WHAT THIS TASK INVOLVES ▸ Output a single figure: the number of lines in which the word "right" appears.

EXERCISE INPUTS ▸
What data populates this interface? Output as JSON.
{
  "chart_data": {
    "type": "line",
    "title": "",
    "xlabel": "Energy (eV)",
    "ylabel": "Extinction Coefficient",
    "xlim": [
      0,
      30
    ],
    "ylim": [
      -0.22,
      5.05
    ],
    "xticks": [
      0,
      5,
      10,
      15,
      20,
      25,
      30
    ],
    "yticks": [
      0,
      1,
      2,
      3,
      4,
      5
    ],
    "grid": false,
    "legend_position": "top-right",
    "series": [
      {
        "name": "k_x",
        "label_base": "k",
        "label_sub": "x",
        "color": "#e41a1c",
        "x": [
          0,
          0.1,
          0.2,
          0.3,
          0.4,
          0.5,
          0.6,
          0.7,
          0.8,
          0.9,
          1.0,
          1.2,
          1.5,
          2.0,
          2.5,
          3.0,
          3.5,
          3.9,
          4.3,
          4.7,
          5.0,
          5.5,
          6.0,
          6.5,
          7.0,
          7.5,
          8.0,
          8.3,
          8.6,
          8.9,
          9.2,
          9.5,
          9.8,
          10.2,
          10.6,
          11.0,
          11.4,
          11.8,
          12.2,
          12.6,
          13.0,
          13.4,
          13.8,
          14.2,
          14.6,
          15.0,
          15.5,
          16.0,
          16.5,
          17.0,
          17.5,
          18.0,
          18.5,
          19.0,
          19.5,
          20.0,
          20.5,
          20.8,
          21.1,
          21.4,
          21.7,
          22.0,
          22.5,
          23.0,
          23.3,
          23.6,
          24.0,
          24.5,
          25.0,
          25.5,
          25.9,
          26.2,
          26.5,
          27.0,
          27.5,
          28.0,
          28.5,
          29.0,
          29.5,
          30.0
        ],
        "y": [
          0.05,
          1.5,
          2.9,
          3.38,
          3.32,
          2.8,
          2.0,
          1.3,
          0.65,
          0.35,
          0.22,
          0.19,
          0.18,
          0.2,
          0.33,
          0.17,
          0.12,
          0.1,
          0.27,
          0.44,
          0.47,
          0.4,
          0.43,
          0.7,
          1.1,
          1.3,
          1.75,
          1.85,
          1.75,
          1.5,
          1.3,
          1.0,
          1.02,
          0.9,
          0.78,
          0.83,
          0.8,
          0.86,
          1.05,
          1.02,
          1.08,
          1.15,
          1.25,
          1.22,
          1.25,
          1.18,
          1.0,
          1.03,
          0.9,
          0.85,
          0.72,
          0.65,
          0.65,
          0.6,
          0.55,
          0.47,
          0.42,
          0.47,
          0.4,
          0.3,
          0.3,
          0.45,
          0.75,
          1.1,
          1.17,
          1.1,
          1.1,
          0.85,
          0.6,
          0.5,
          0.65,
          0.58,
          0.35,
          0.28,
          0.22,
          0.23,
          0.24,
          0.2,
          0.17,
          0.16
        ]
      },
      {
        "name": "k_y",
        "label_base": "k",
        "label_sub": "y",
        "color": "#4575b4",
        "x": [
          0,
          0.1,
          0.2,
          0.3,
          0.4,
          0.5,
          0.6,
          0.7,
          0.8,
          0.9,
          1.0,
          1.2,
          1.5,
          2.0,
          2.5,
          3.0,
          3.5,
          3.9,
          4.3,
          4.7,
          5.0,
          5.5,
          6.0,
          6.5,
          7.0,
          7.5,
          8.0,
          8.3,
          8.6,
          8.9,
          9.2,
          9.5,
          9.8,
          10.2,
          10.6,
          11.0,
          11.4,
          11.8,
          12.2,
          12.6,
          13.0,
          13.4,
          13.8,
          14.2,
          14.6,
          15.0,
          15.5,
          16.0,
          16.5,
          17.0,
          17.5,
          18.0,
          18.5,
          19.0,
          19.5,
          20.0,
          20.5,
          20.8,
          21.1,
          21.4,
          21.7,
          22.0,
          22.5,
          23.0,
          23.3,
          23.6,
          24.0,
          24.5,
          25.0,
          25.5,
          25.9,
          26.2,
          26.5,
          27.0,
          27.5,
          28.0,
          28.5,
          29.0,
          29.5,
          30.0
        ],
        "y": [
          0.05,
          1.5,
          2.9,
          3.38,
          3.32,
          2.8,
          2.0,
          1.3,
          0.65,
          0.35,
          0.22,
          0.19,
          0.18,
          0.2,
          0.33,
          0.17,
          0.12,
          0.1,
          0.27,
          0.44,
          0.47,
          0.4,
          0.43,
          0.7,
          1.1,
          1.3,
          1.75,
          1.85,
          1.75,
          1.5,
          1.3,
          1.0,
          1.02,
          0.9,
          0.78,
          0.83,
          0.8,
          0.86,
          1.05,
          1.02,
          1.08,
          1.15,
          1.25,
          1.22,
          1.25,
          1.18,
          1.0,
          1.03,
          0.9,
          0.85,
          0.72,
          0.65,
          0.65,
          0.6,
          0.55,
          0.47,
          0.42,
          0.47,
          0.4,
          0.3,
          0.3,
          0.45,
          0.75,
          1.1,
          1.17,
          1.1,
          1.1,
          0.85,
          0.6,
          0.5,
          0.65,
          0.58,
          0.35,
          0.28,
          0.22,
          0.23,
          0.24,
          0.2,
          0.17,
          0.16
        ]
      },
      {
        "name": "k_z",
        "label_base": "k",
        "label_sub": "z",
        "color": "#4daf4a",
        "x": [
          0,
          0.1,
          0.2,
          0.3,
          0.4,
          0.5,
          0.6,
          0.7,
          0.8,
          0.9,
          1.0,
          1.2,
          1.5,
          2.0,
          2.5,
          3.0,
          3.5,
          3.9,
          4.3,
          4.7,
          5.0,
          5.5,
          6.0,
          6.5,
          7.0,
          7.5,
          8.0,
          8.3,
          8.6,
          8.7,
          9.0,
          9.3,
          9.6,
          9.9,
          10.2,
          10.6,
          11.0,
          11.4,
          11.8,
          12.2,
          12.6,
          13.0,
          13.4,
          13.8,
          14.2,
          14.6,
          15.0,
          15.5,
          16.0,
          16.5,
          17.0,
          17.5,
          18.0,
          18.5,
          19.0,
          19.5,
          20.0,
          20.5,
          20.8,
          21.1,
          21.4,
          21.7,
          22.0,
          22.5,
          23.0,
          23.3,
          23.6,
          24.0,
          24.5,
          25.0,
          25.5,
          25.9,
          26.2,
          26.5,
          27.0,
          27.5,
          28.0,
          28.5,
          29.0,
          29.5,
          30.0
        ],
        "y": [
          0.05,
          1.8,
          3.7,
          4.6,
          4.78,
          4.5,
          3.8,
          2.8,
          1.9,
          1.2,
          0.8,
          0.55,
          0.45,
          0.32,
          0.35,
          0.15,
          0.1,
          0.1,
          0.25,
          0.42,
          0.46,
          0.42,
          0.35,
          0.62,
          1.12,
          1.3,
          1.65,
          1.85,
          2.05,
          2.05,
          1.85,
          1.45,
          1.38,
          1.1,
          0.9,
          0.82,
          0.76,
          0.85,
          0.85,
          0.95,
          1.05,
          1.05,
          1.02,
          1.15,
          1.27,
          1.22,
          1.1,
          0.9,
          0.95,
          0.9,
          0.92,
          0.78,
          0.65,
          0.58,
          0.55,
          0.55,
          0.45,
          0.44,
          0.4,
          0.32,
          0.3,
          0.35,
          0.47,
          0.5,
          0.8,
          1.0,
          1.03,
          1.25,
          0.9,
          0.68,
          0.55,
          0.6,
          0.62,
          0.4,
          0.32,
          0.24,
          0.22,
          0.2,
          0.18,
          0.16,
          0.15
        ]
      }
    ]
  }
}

...

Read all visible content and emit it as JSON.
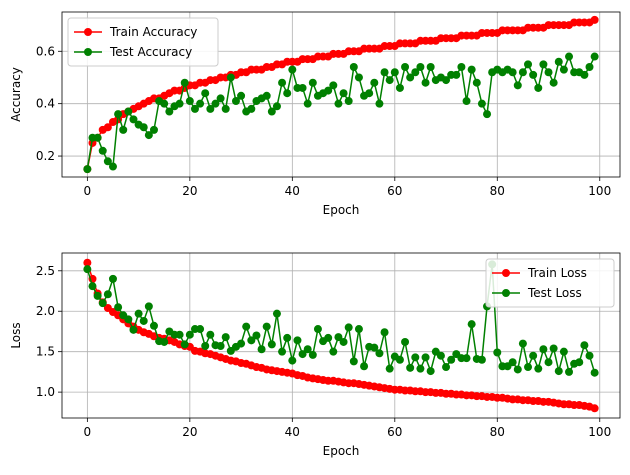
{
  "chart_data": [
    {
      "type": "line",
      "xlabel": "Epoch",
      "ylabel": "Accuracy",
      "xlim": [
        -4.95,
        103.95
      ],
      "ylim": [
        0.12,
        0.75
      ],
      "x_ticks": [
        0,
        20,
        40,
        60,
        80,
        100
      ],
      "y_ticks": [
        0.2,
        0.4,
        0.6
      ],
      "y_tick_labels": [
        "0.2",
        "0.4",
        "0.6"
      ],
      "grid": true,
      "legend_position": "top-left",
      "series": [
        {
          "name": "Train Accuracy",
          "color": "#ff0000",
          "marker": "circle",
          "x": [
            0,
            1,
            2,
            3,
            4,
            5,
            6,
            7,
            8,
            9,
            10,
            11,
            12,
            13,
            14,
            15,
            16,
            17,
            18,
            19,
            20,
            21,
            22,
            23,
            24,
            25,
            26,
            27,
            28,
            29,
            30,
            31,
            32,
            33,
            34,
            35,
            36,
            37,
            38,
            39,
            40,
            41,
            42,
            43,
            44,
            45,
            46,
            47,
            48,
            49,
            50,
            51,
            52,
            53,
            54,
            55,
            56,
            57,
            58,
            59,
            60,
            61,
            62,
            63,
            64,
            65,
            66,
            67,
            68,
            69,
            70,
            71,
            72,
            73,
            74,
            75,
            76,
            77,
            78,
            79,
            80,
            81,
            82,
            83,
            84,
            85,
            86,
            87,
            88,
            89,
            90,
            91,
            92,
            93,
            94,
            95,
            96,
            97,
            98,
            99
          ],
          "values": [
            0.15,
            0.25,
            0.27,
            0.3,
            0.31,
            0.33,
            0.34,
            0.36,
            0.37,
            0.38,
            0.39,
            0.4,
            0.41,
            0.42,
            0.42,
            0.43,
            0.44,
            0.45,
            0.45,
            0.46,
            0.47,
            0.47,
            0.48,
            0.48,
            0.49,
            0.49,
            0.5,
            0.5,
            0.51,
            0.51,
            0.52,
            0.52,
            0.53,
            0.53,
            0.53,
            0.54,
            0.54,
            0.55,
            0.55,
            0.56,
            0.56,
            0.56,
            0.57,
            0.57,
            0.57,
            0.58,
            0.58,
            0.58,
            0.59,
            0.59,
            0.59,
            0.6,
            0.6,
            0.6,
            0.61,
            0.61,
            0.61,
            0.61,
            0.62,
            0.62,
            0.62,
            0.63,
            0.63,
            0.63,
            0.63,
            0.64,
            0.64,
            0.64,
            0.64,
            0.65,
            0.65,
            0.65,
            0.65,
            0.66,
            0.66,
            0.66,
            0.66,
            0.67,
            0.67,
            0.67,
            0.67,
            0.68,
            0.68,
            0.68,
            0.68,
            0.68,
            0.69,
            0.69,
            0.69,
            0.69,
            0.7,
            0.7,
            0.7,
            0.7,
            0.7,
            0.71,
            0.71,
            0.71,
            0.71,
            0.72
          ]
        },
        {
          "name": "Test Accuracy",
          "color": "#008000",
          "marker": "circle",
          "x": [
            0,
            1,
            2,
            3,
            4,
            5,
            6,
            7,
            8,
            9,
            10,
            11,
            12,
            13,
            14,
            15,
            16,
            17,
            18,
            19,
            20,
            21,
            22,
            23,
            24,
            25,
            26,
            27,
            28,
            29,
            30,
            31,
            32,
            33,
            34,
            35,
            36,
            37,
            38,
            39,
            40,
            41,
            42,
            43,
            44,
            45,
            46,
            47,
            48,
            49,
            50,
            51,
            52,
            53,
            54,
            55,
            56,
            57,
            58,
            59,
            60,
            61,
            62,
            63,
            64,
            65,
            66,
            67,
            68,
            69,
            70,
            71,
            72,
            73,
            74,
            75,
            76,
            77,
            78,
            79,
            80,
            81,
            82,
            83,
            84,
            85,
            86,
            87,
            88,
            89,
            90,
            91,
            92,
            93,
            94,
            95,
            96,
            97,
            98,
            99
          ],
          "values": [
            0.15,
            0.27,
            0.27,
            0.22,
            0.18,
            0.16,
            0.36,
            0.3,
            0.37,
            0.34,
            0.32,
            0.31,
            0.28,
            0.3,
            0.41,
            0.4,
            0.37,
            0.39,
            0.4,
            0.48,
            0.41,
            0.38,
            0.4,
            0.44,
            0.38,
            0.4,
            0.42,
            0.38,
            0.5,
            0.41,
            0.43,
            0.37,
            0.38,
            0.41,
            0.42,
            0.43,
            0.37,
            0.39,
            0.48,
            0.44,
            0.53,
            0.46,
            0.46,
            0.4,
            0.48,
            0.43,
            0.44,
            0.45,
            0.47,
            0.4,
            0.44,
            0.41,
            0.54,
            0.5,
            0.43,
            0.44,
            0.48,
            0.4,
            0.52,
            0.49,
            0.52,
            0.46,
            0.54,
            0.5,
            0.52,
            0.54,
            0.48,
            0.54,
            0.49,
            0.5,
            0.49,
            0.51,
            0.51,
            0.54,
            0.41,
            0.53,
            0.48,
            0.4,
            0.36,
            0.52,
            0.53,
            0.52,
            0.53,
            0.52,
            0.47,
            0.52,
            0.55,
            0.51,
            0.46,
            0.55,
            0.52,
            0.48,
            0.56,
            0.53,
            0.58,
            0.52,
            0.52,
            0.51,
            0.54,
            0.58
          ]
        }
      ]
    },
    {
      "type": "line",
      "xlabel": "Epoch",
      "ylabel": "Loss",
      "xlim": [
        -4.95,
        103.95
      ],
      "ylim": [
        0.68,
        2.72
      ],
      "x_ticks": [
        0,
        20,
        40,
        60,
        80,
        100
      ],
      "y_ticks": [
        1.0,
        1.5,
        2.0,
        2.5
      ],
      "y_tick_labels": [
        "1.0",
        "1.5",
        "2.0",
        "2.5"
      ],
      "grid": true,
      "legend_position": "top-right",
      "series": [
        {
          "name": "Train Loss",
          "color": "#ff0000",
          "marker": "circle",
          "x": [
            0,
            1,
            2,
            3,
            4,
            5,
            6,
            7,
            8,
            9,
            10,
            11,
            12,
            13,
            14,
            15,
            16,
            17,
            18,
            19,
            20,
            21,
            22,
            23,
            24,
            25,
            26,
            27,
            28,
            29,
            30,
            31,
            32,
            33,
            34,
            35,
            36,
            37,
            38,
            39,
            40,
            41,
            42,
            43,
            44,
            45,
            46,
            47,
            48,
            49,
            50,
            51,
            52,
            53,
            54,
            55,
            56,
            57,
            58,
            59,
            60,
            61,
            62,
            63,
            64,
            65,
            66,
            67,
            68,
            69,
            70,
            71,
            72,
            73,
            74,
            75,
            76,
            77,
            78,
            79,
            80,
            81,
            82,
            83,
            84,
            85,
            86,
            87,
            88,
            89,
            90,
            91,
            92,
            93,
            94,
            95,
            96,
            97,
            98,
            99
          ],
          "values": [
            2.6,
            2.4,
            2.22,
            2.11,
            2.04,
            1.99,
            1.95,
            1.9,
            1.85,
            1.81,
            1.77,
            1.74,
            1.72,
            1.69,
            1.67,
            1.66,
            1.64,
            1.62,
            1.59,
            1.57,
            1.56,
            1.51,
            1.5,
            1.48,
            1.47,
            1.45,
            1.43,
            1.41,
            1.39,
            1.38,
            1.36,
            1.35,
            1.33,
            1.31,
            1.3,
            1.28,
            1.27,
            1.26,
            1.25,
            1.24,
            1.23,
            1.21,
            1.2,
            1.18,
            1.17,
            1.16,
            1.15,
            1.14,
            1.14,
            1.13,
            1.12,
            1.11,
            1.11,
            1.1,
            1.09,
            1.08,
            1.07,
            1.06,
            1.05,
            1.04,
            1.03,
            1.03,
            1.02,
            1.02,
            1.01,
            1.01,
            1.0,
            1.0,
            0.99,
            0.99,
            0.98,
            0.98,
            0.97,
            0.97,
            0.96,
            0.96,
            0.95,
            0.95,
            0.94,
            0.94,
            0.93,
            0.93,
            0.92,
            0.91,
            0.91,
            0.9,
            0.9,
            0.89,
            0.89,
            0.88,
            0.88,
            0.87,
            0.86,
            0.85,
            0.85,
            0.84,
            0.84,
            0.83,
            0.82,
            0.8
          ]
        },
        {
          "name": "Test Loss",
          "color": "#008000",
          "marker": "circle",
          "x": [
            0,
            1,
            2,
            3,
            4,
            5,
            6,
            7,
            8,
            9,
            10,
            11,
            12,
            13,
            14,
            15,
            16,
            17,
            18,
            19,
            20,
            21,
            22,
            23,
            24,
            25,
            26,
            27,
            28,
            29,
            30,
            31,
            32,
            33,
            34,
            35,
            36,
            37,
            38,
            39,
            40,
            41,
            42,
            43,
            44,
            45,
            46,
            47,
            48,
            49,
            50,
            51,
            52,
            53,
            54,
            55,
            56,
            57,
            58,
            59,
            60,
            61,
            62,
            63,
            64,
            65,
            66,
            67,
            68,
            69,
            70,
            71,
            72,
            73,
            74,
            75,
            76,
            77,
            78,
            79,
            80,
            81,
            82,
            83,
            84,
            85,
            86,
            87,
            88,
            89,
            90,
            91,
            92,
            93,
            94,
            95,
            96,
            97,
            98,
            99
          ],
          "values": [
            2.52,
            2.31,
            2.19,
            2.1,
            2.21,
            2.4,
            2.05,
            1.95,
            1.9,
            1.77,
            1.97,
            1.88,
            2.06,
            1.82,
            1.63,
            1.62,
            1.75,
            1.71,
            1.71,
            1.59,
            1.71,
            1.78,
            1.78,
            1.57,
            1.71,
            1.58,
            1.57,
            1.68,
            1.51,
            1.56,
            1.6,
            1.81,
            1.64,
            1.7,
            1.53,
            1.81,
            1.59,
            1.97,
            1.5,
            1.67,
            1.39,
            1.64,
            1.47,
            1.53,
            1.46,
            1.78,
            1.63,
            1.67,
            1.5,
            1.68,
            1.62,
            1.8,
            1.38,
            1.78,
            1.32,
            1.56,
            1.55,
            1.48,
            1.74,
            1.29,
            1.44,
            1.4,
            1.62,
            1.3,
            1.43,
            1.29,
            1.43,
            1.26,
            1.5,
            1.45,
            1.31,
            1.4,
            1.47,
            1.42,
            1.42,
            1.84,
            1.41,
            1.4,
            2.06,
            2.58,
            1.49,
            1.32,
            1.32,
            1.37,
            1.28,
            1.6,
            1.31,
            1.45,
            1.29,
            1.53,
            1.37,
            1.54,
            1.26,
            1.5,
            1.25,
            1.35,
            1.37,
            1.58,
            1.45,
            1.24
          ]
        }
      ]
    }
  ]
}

--

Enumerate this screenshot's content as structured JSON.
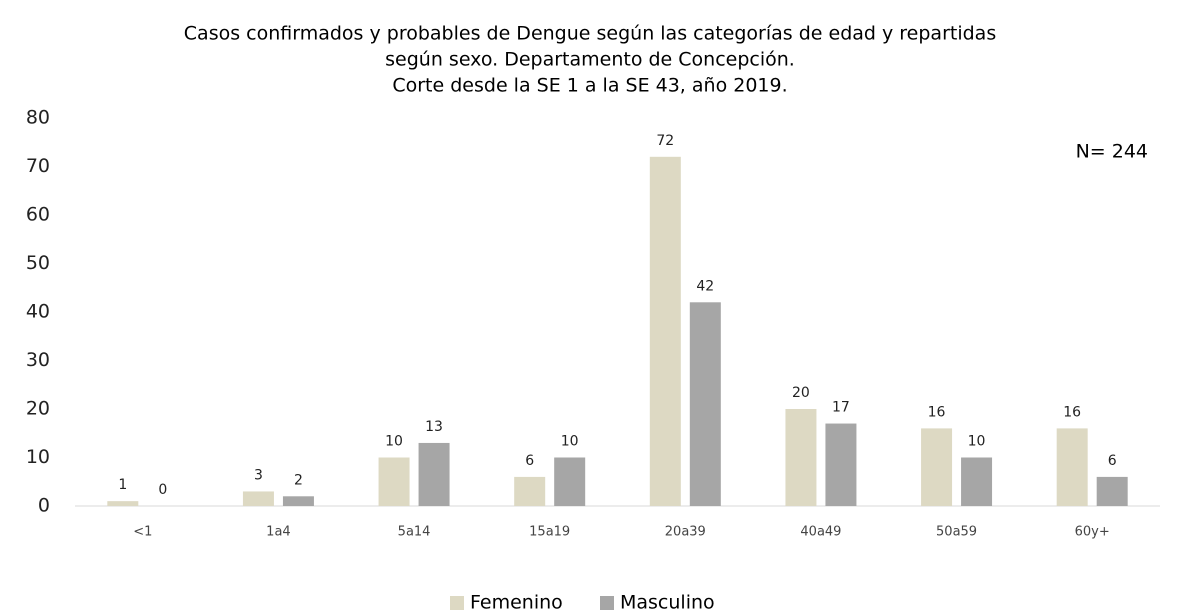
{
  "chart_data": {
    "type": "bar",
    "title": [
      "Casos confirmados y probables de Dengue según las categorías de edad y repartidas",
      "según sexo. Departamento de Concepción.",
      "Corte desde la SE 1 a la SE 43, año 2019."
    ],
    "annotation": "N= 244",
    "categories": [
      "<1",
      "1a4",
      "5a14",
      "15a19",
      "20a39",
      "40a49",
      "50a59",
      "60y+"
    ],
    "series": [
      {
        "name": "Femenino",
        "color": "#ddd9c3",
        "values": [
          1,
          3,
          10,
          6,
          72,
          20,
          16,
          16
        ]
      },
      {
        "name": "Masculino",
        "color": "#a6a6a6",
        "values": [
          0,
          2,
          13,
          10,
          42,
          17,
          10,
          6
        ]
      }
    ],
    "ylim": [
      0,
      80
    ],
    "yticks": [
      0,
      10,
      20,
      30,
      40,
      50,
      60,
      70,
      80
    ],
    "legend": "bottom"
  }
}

CORRECT RESPONSE ▸ 2